■ Task to complete
Check each line for the string "color", then give only how many lines have it.

Rows from a figure dataset:
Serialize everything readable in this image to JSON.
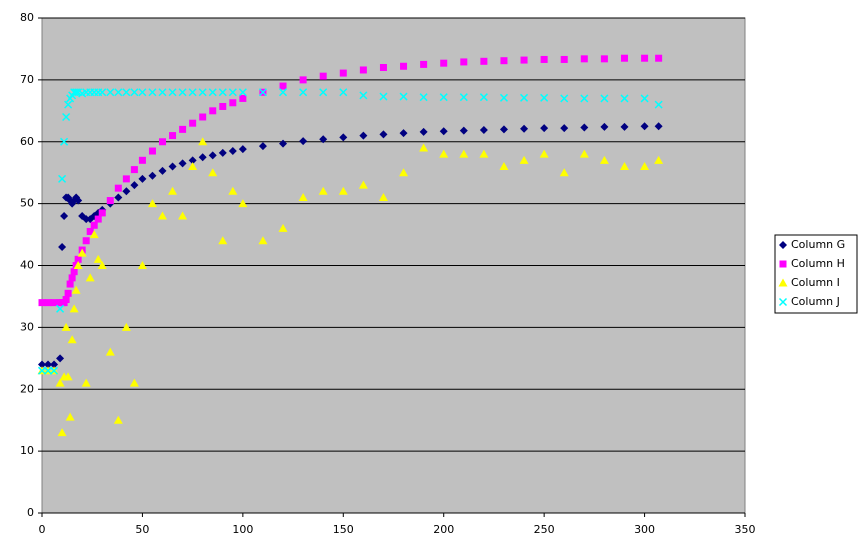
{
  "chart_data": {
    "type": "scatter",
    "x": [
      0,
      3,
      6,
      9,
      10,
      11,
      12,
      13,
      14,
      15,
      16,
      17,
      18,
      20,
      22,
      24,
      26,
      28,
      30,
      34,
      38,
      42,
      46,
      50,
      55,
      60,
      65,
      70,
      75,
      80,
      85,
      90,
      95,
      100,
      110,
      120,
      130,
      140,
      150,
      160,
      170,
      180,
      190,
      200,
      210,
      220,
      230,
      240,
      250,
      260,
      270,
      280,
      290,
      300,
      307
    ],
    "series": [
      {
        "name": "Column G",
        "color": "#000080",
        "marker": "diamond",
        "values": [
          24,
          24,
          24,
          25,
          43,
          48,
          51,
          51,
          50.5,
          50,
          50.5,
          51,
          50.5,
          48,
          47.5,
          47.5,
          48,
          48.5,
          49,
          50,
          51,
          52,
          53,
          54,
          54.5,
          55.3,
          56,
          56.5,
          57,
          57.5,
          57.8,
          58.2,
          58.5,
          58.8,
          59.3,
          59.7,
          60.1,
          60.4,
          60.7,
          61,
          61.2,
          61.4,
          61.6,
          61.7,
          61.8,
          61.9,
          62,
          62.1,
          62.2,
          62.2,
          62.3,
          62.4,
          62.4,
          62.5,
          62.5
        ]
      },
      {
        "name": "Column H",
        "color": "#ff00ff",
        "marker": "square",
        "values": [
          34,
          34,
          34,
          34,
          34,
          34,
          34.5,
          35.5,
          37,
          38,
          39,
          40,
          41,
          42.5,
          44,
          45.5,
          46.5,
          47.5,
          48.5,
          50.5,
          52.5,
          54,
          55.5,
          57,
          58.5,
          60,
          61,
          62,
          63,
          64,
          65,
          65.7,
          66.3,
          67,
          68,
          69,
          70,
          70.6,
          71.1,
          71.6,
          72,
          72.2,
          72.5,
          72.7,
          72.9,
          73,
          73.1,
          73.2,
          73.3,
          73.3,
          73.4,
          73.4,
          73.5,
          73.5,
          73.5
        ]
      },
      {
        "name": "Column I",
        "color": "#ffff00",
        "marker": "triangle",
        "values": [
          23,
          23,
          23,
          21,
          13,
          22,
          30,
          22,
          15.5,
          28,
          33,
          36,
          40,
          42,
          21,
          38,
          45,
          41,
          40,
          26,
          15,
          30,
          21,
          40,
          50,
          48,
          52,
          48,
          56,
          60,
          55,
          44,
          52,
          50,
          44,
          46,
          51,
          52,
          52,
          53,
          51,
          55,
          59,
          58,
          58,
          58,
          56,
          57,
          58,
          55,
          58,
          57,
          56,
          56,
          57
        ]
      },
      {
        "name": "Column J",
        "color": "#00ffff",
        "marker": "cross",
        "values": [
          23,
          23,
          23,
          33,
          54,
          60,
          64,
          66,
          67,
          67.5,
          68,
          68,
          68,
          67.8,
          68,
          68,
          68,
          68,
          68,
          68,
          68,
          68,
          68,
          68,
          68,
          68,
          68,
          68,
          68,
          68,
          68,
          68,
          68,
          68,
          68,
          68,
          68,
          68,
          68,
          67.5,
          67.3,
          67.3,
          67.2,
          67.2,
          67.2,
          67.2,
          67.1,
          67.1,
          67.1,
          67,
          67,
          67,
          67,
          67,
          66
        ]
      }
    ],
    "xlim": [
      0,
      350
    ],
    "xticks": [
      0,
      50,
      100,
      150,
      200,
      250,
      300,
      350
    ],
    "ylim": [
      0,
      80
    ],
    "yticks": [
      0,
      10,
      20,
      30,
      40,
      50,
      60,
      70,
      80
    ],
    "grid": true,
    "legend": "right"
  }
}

■ Complete answer
4